[Short exercise]
Transcribe all of the material exactly. Any picture in it should be left out.

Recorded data
----------------

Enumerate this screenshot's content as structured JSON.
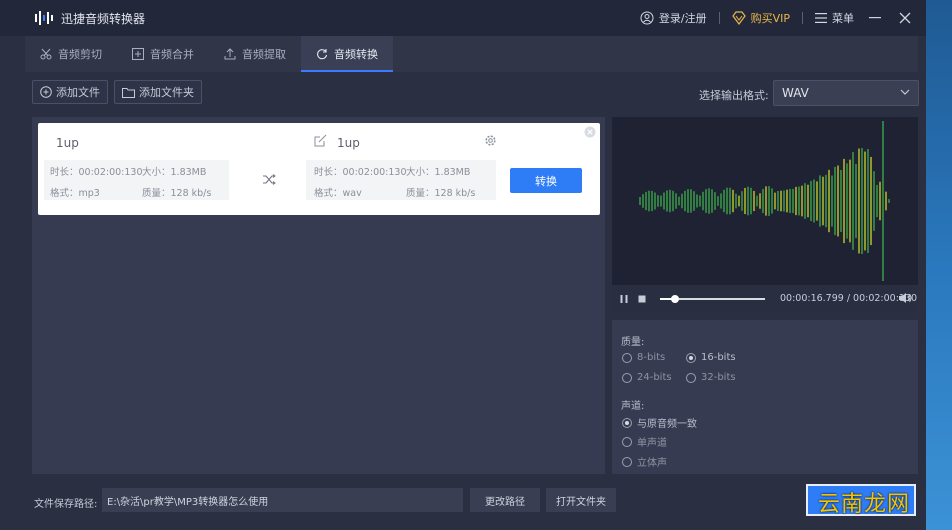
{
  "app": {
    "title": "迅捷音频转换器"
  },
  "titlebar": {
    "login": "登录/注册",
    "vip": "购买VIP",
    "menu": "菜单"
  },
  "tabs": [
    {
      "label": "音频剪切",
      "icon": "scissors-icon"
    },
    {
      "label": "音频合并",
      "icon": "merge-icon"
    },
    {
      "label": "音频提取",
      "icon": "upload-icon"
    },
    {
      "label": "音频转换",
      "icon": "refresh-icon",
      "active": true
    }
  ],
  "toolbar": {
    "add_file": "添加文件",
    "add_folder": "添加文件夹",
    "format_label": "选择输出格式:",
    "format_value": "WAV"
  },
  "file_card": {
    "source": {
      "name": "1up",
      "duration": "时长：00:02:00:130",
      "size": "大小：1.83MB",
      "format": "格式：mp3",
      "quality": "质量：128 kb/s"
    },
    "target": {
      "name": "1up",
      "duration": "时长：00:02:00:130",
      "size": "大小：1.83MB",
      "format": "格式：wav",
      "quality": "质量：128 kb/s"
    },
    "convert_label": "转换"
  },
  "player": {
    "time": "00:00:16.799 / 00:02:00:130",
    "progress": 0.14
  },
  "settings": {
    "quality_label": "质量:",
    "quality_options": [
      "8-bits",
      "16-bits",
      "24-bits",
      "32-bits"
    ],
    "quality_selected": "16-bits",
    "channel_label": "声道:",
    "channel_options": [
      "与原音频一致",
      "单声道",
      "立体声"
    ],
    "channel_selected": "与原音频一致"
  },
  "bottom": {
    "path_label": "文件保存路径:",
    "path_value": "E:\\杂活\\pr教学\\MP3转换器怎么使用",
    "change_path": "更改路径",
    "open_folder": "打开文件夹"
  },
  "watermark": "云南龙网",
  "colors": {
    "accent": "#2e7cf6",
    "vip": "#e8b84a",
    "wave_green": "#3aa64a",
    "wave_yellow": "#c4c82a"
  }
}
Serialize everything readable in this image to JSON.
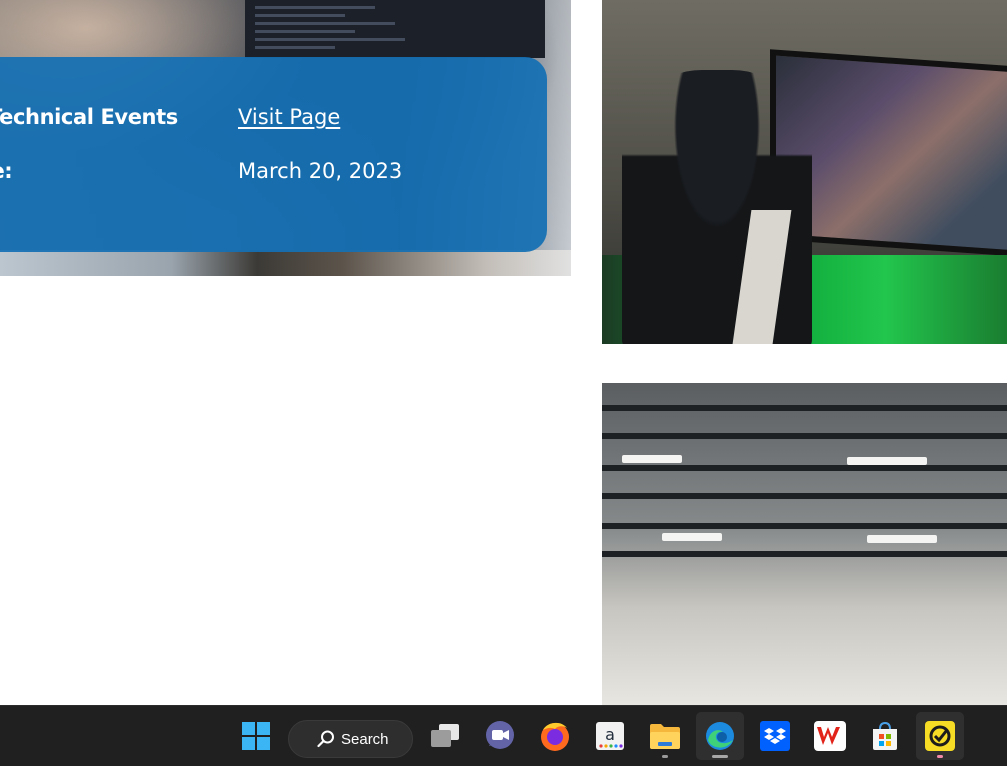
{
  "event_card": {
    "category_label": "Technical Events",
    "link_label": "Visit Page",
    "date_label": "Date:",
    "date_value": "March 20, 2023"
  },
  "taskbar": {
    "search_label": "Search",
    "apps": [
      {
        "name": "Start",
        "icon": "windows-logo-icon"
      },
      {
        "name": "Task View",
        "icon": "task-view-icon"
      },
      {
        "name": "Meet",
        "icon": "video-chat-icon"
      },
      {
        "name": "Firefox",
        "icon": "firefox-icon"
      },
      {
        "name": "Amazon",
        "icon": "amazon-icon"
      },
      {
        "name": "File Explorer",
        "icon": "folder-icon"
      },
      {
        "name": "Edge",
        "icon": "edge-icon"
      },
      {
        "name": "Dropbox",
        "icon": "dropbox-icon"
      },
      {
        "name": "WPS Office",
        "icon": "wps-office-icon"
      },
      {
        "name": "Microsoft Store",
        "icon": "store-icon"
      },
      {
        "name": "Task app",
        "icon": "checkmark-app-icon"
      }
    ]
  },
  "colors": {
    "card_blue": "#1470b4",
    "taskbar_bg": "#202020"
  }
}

----------------

[Written answer]
Enumerate this screenshot's content as structured JSON.
{
  "app": {
    "title": "迅捷音频转换器"
  },
  "titlebar": {
    "login": "登录/注册",
    "vip": "购买VIP",
    "menu": "菜单"
  },
  "tabs": [
    {
      "label": "音频剪切",
      "icon": "scissors-icon"
    },
    {
      "label": "音频合并",
      "icon": "merge-icon"
    },
    {
      "label": "音频提取",
      "icon": "upload-icon"
    },
    {
      "label": "音频转换",
      "icon": "refresh-icon",
      "active": true
    }
  ],
  "toolbar": {
    "add_file": "添加文件",
    "add_folder": "添加文件夹",
    "format_label": "选择输出格式:",
    "format_value": "WAV"
  },
  "file_card": {
    "source": {
      "name": "1up",
      "duration": "时长：00:02:00:130",
      "size": "大小：1.83MB",
      "format": "格式：mp3",
      "quality": "质量：128 kb/s"
    },
    "target": {
      "name": "1up",
      "duration": "时长：00:02:00:130",
      "size": "大小：1.83MB",
      "format": "格式：wav",
      "quality": "质量：128 kb/s"
    },
    "convert_label": "转换"
  },
  "player": {
    "time": "00:00:16.799 / 00:02:00:130",
    "progress": 0.14
  },
  "settings": {
    "quality_label": "质量:",
    "quality_options": [
      "8-bits",
      "16-bits",
      "24-bits",
      "32-bits"
    ],
    "quality_selected": "16-bits",
    "channel_label": "声道:",
    "channel_options": [
      "与原音频一致",
      "单声道",
      "立体声"
    ],
    "channel_selected": "与原音频一致"
  },
  "bottom": {
    "path_label": "文件保存路径:",
    "path_value": "E:\\杂活\\pr教学\\MP3转换器怎么使用",
    "change_path": "更改路径",
    "open_folder": "打开文件夹"
  },
  "watermark": "云南龙网",
  "colors": {
    "accent": "#2e7cf6",
    "vip": "#e8b84a",
    "wave_green": "#3aa64a",
    "wave_yellow": "#c4c82a"
  }
}
Serialize everything readable in this image to JSON.
{
  "event_card": {
    "category_label": "Technical Events",
    "link_label": "Visit Page",
    "date_label": "Date:",
    "date_value": "March 20, 2023"
  },
  "taskbar": {
    "search_label": "Search",
    "apps": [
      {
        "name": "Start",
        "icon": "windows-logo-icon"
      },
      {
        "name": "Task View",
        "icon": "task-view-icon"
      },
      {
        "name": "Meet",
        "icon": "video-chat-icon"
      },
      {
        "name": "Firefox",
        "icon": "firefox-icon"
      },
      {
        "name": "Amazon",
        "icon": "amazon-icon"
      },
      {
        "name": "File Explorer",
        "icon": "folder-icon"
      },
      {
        "name": "Edge",
        "icon": "edge-icon"
      },
      {
        "name": "Dropbox",
        "icon": "dropbox-icon"
      },
      {
        "name": "WPS Office",
        "icon": "wps-office-icon"
      },
      {
        "name": "Microsoft Store",
        "icon": "store-icon"
      },
      {
        "name": "Task app",
        "icon": "checkmark-app-icon"
      }
    ]
  },
  "colors": {
    "card_blue": "#1470b4",
    "taskbar_bg": "#202020"
  }
}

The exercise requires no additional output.